→ EXERCISE PROMPT:
Look at the entries below and reproduce them exactly.
-- Begin --
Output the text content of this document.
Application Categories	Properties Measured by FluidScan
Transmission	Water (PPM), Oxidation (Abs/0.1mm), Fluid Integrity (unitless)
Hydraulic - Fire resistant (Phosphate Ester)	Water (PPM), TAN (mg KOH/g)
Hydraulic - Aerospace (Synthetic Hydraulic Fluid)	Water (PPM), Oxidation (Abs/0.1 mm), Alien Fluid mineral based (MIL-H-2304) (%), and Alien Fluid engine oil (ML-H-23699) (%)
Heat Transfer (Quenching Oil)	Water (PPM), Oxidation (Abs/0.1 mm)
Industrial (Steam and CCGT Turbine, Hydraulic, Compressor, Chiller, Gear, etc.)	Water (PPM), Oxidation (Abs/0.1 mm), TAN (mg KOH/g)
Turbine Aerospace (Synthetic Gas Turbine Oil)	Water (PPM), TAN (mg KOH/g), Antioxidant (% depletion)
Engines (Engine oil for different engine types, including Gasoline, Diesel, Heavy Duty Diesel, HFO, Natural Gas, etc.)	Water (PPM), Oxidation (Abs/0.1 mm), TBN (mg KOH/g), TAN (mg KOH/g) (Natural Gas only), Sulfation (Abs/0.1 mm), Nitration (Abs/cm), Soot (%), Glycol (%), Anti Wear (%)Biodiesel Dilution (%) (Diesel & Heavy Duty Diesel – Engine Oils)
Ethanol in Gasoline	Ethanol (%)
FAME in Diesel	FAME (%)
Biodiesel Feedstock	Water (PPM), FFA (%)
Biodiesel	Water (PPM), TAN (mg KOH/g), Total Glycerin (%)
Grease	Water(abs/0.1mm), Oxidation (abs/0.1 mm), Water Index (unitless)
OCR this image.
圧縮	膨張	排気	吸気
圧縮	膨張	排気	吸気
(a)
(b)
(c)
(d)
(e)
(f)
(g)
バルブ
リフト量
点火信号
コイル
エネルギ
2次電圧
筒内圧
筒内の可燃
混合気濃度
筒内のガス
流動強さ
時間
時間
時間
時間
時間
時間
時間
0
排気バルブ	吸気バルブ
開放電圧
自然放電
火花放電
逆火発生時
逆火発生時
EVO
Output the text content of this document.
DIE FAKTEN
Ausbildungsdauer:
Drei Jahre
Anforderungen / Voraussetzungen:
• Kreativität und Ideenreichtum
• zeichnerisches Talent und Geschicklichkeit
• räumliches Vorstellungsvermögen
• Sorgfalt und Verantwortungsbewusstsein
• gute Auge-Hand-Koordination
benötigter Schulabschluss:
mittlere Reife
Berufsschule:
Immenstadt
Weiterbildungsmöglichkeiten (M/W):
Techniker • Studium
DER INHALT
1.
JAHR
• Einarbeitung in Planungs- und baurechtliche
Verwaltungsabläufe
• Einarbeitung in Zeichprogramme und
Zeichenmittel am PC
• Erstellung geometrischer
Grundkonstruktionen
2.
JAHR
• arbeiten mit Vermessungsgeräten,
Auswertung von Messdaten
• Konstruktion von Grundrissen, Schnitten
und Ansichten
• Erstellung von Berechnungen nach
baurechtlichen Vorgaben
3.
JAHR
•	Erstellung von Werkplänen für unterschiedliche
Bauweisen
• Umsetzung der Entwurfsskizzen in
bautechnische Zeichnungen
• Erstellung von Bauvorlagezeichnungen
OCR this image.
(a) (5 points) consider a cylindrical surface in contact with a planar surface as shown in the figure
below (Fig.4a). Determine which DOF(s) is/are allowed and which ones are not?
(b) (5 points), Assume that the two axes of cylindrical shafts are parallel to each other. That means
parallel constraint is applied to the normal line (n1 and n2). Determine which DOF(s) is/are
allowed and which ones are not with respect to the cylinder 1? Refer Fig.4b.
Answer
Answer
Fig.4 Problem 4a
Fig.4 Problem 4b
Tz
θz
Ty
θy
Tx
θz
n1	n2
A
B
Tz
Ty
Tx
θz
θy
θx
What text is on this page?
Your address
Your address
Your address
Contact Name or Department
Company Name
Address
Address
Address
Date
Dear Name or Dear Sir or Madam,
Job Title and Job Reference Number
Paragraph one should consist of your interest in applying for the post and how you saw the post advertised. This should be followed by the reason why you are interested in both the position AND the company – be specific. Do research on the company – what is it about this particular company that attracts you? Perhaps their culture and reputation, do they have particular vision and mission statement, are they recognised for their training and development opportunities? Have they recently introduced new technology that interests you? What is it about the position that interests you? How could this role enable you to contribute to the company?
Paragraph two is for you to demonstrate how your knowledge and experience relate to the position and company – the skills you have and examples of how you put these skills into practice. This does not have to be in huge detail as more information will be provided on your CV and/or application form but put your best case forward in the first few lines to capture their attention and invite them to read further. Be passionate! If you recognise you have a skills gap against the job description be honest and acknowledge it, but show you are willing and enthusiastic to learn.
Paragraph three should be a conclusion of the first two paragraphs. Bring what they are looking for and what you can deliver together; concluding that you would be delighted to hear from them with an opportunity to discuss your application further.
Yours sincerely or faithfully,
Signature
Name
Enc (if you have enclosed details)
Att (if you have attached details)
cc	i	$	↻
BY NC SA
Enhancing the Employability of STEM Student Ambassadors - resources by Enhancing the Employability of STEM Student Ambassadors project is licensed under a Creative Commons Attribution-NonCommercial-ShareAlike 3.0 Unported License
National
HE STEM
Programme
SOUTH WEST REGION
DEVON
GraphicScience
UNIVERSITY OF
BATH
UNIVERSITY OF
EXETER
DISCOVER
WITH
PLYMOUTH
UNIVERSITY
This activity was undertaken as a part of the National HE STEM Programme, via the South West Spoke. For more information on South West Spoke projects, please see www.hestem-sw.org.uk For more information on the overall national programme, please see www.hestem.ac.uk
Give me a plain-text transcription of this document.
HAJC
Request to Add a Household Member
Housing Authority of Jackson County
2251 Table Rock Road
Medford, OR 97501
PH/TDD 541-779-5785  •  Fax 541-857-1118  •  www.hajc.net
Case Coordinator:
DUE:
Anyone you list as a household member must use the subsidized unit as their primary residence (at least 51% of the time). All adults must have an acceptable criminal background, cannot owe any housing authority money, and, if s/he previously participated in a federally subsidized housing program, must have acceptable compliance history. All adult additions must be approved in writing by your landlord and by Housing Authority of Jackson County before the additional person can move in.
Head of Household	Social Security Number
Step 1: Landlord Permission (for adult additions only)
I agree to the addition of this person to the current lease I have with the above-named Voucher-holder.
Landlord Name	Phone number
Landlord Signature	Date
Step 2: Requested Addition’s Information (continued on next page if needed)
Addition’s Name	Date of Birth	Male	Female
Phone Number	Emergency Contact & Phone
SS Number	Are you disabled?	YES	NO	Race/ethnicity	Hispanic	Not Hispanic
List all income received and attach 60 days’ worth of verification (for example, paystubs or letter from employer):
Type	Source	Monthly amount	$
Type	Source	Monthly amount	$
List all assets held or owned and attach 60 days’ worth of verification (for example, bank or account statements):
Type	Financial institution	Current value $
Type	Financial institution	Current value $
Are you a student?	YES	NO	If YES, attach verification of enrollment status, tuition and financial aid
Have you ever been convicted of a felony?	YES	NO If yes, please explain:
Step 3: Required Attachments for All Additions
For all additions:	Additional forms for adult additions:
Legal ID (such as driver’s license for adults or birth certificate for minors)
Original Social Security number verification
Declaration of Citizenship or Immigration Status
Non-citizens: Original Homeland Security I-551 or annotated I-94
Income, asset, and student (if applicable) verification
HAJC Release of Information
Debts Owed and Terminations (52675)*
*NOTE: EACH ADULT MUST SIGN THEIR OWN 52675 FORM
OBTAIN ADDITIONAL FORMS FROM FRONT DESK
-- End --
→ ANSWER TO THIS TASK:
Output the text content of this document.
Application Categories	Properties Measured by FluidScan
Transmission	Water (PPM), Oxidation (Abs/0.1mm), Fluid Integrity (unitless)
Hydraulic - Fire resistant (Phosphate Ester)	Water (PPM), TAN (mg KOH/g)
Hydraulic - Aerospace (Synthetic Hydraulic Fluid)	Water (PPM), Oxidation (Abs/0.1 mm), Alien Fluid mineral based (MIL-H-2304) (%), and Alien Fluid engine oil (ML-H-23699) (%)
Heat Transfer (Quenching Oil)	Water (PPM), Oxidation (Abs/0.1 mm)
Industrial (Steam and CCGT Turbine, Hydraulic, Compressor, Chiller, Gear, etc.)	Water (PPM), Oxidation (Abs/0.1 mm), TAN (mg KOH/g)
Turbine Aerospace (Synthetic Gas Turbine Oil)	Water (PPM), TAN (mg KOH/g), Antioxidant (% depletion)
Engines (Engine oil for different engine types, including Gasoline, Diesel, Heavy Duty Diesel, HFO, Natural Gas, etc.)	Water (PPM), Oxidation (Abs/0.1 mm), TBN (mg KOH/g), TAN (mg KOH/g) (Natural Gas only), Sulfation (Abs/0.1 mm), Nitration (Abs/cm), Soot (%), Glycol (%), Anti Wear (%)Biodiesel Dilution (%) (Diesel & Heavy Duty Diesel – Engine Oils)
Ethanol in Gasoline	Ethanol (%)
FAME in Diesel	FAME (%)
Biodiesel Feedstock	Water (PPM), FFA (%)
Biodiesel	Water (PPM), TAN (mg KOH/g), Total Glycerin (%)
Grease	Water(abs/0.1mm), Oxidation (abs/0.1 mm), Water Index (unitless)
OCR this image.
圧縮	膨張	排気	吸気
圧縮	膨張	排気	吸気
(a)
(b)
(c)
(d)
(e)
(f)
(g)
バルブ
リフト量
点火信号
コイル
エネルギ
2次電圧
筒内圧
筒内の可燃
混合気濃度
筒内のガス
流動強さ
時間
時間
時間
時間
時間
時間
時間
0
排気バルブ	吸気バルブ
開放電圧
自然放電
火花放電
逆火発生時
逆火発生時
EVO
Output the text content of this document.
DIE FAKTEN
Ausbildungsdauer:
Drei Jahre
Anforderungen / Voraussetzungen:
• Kreativität und Ideenreichtum
• zeichnerisches Talent und Geschicklichkeit
• räumliches Vorstellungsvermögen
• Sorgfalt und Verantwortungsbewusstsein
• gute Auge-Hand-Koordination
benötigter Schulabschluss:
mittlere Reife
Berufsschule:
Immenstadt
Weiterbildungsmöglichkeiten (M/W):
Techniker • Studium
DER INHALT
1.
JAHR
• Einarbeitung in Planungs- und baurechtliche
Verwaltungsabläufe
• Einarbeitung in Zeichprogramme und
Zeichenmittel am PC
• Erstellung geometrischer
Grundkonstruktionen
2.
JAHR
• arbeiten mit Vermessungsgeräten,
Auswertung von Messdaten
• Konstruktion von Grundrissen, Schnitten
und Ansichten
• Erstellung von Berechnungen nach
baurechtlichen Vorgaben
3.
JAHR
•	Erstellung von Werkplänen für unterschiedliche
Bauweisen
• Umsetzung der Entwurfsskizzen in
bautechnische Zeichnungen
• Erstellung von Bauvorlagezeichnungen
OCR this image.
(a) (5 points) consider a cylindrical surface in contact with a planar surface as shown in the figure
below (Fig.4a). Determine which DOF(s) is/are allowed and which ones are not?
(b) (5 points), Assume that the two axes of cylindrical shafts are parallel to each other. That means
parallel constraint is applied to the normal line (n1 and n2). Determine which DOF(s) is/are
allowed and which ones are not with respect to the cylinder 1? Refer Fig.4b.
Answer
Answer
Fig.4 Problem 4a
Fig.4 Problem 4b
Tz
θz
Ty
θy
Tx
θz
n1	n2
A
B
Tz
Ty
Tx
θz
θy
θx
What text is on this page?
Your address
Your address
Your address
Contact Name or Department
Company Name
Address
Address
Address
Date
Dear Name or Dear Sir or Madam,
Job Title and Job Reference Number
Paragraph one should consist of your interest in applying for the post and how you saw the post advertised. This should be followed by the reason why you are interested in both the position AND the company – be specific. Do research on the company – what is it about this particular company that attracts you? Perhaps their culture and reputation, do they have particular vision and mission statement, are they recognised for their training and development opportunities? Have they recently introduced new technology that interests you? What is it about the position that interests you? How could this role enable you to contribute to the company?
Paragraph two is for you to demonstrate how your knowledge and experience relate to the position and company – the skills you have and examples of how you put these skills into practice. This does not have to be in huge detail as more information will be provided on your CV and/or application form but put your best case forward in the first few lines to capture their attention and invite them to read further. Be passionate! If you recognise you have a skills gap against the job description be honest and acknowledge it, but show you are willing and enthusiastic to learn.
Paragraph three should be a conclusion of the first two paragraphs. Bring what they are looking for and what you can deliver together; concluding that you would be delighted to hear from them with an opportunity to discuss your application further.
Yours sincerely or faithfully,
Signature
Name
Enc (if you have enclosed details)
Att (if you have attached details)
cc	i	$	↻
BY NC SA
Enhancing the Employability of STEM Student Ambassadors - resources by Enhancing the Employability of STEM Student Ambassadors project is licensed under a Creative Commons Attribution-NonCommercial-ShareAlike 3.0 Unported License
National
HE STEM
Programme
SOUTH WEST REGION
DEVON
GraphicScience
UNIVERSITY OF
BATH
UNIVERSITY OF
EXETER
DISCOVER
WITH
PLYMOUTH
UNIVERSITY
This activity was undertaken as a part of the National HE STEM Programme, via the South West Spoke. For more information on South West Spoke projects, please see www.hestem-sw.org.uk For more information on the overall national programme, please see www.hestem.ac.uk
Give me a plain-text transcription of this document.
HAJC
Request to Add a Household Member
Housing Authority of Jackson County
2251 Table Rock Road
Medford, OR 97501
PH/TDD 541-779-5785  •  Fax 541-857-1118  •  www.hajc.net
Case Coordinator:
DUE:
Anyone you list as a household member must use the subsidized unit as their primary residence (at least 51% of the time). All adults must have an acceptable criminal background, cannot owe any housing authority money, and, if s/he previously participated in a federally subsidized housing program, must have acceptable compliance history. All adult additions must be approved in writing by your landlord and by Housing Authority of Jackson County before the additional person can move in.
Head of Household	Social Security Number
Step 1: Landlord Permission (for adult additions only)
I agree to the addition of this person to the current lease I have with the above-named Voucher-holder.
Landlord Name	Phone number
Landlord Signature	Date
Step 2: Requested Addition’s Information (continued on next page if needed)
Addition’s Name	Date of Birth	Male	Female
Phone Number	Emergency Contact & Phone
SS Number	Are you disabled?	YES	NO	Race/ethnicity	Hispanic	Not Hispanic
List all income received and attach 60 days’ worth of verification (for example, paystubs or letter from employer):
Type	Source	Monthly amount	$
Type	Source	Monthly amount	$
List all assets held or owned and attach 60 days’ worth of verification (for example, bank or account statements):
Type	Financial institution	Current value $
Type	Financial institution	Current value $
Are you a student?	YES	NO	If YES, attach verification of enrollment status, tuition and financial aid
Have you ever been convicted of a felony?	YES	NO If yes, please explain:
Step 3: Required Attachments for All Additions
For all additions:	Additional forms for adult additions:
Legal ID (such as driver’s license for adults or birth certificate for minors)
Original Social Security number verification
Declaration of Citizenship or Immigration Status
Non-citizens: Original Homeland Security I-551 or annotated I-94
Income, asset, and student (if applicable) verification
HAJC Release of Information
Debts Owed and Terminations (52675)*
*NOTE: EACH ADULT MUST SIGN THEIR OWN 52675 FORM
OBTAIN ADDITIONAL FORMS FROM FRONT DESK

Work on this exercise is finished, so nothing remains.